**Task details:**
In the records below, count every line containing "Pula". Reply with the number only.

•••••

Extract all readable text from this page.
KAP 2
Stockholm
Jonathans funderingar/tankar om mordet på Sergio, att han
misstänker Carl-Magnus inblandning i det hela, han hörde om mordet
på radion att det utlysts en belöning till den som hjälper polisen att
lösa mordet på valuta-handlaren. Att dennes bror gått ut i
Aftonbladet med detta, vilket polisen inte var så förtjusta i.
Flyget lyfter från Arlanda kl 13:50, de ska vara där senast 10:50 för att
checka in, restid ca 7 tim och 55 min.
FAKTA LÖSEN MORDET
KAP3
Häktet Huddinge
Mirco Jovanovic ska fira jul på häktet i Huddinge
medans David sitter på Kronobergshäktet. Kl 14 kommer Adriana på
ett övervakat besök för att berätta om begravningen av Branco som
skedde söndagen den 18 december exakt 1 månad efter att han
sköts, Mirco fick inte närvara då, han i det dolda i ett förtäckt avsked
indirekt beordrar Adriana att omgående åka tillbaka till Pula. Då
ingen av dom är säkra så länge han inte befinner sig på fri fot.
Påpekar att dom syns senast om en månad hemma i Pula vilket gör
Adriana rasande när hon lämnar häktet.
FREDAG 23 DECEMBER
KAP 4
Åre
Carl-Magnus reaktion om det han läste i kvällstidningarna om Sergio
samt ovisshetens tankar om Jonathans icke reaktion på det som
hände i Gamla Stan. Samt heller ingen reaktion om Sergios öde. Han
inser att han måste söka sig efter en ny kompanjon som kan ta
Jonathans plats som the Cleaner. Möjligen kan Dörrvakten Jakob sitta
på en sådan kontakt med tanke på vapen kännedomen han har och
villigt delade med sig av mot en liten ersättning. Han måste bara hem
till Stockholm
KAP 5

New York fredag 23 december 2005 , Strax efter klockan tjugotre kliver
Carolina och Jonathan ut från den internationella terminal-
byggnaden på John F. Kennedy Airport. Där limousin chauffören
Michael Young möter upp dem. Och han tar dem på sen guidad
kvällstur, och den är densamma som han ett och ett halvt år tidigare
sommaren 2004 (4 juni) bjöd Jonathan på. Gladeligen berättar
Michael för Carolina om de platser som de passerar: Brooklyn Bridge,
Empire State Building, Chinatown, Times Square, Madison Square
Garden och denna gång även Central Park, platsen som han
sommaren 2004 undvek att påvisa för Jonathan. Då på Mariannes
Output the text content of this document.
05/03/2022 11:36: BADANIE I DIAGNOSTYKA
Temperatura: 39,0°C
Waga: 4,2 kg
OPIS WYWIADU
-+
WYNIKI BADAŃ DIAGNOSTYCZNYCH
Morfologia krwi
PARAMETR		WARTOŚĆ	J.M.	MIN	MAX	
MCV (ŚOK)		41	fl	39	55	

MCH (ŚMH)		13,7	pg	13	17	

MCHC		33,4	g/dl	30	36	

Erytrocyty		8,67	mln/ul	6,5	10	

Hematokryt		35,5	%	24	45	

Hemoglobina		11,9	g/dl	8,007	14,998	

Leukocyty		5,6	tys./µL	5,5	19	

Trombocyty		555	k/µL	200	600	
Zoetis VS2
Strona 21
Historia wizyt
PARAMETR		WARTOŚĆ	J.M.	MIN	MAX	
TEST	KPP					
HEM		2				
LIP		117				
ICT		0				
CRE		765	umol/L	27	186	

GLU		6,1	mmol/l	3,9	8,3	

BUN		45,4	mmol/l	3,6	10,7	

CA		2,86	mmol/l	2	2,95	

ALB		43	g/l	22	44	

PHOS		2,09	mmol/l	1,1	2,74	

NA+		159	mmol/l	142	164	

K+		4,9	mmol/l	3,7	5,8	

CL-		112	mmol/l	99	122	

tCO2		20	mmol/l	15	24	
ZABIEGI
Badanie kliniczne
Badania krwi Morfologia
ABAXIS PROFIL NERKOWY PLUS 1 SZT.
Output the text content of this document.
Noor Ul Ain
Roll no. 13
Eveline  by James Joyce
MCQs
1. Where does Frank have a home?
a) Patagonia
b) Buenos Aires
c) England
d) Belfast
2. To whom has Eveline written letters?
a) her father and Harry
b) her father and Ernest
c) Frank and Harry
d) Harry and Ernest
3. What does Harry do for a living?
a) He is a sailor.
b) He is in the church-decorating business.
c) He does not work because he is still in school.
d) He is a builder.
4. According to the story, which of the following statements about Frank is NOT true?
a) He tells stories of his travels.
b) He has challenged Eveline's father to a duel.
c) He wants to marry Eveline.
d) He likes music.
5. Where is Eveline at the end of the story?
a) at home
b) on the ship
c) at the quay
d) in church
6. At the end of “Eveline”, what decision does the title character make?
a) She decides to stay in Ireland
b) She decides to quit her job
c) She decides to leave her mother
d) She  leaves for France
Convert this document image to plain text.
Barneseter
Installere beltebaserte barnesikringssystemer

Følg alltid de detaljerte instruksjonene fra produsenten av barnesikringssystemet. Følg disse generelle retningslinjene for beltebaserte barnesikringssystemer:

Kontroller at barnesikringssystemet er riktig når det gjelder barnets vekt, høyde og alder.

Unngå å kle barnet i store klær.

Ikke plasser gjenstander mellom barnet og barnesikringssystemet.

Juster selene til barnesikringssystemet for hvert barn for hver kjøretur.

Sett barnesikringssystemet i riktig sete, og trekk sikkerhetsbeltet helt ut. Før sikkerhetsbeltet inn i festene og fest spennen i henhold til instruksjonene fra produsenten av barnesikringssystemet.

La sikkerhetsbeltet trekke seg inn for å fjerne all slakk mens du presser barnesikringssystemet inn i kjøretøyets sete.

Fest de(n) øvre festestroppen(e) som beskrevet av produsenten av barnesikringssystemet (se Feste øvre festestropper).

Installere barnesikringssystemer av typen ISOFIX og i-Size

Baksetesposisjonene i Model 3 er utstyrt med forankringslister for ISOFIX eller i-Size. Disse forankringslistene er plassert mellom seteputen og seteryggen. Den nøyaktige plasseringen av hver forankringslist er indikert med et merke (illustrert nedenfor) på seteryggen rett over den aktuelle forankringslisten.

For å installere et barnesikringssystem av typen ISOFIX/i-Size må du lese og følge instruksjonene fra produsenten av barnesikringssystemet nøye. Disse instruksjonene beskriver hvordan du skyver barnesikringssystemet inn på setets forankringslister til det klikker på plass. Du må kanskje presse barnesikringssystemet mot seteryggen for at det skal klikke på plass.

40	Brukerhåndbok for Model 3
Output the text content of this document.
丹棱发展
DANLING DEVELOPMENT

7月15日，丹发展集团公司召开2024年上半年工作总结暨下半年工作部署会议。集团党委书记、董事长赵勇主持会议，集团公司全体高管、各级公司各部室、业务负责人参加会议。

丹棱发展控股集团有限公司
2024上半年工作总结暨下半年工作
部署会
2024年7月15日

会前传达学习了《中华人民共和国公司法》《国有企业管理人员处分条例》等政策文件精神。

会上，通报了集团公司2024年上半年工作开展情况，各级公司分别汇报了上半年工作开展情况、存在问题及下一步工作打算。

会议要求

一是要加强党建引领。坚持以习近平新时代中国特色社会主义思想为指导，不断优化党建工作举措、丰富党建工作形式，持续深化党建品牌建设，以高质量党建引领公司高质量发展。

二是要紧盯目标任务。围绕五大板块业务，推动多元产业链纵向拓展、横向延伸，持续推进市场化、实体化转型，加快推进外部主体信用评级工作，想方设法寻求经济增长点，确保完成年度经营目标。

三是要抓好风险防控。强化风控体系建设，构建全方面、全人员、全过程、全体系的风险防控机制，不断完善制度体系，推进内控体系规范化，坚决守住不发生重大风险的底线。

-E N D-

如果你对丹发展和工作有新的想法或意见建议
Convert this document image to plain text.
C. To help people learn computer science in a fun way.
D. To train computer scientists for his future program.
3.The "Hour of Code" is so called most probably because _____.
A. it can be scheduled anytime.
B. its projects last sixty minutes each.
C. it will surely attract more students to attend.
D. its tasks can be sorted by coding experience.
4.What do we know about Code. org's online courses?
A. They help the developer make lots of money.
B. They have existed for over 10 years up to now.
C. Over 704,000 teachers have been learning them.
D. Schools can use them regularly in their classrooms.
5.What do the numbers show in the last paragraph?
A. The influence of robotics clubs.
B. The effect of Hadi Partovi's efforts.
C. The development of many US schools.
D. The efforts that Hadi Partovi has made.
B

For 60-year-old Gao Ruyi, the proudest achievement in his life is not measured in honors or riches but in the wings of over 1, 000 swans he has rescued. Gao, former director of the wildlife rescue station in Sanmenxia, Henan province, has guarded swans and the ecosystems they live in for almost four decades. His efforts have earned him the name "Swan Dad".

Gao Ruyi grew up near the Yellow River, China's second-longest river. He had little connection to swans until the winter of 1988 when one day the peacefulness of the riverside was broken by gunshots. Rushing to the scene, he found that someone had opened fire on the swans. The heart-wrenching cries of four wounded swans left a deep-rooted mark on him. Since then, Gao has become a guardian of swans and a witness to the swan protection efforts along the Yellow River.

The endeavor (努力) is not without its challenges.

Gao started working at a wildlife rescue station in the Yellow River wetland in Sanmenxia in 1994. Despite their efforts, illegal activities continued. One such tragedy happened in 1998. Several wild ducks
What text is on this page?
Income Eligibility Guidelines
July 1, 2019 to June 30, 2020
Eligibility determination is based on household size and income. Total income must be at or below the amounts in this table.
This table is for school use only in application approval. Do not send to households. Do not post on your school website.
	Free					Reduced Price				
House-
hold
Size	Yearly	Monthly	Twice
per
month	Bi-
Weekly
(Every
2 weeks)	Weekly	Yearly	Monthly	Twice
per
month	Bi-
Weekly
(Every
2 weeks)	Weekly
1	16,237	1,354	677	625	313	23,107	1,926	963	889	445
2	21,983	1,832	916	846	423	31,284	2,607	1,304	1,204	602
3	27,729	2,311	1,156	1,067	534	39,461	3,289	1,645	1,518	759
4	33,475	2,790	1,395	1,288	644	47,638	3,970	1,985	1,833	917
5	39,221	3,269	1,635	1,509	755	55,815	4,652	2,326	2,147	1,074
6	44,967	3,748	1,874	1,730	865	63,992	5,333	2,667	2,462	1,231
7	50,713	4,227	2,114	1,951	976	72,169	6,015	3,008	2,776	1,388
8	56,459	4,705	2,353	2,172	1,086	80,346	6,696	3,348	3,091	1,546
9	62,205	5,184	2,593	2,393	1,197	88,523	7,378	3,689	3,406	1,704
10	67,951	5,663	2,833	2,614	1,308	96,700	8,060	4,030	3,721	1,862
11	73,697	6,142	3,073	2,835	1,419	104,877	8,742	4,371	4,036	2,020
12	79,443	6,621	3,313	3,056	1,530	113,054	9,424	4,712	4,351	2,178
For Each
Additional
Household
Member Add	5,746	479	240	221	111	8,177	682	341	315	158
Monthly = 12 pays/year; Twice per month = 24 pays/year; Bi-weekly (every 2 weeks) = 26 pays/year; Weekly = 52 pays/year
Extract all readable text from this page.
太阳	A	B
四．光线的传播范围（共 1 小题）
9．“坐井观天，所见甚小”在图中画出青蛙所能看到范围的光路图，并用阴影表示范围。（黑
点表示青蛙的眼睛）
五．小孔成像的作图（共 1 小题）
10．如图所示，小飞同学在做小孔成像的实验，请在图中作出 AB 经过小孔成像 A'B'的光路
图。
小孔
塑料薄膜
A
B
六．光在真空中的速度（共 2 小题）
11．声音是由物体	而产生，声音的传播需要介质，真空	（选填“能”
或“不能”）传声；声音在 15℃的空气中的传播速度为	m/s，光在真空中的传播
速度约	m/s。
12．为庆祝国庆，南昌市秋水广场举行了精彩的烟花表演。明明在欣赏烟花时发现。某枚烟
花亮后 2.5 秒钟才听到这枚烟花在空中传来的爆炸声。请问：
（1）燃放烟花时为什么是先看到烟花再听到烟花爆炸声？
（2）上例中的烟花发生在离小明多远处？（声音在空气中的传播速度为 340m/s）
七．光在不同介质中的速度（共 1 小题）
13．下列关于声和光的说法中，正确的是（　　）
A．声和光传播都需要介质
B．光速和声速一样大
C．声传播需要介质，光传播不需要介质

•••••

**Result of the exercise:**
2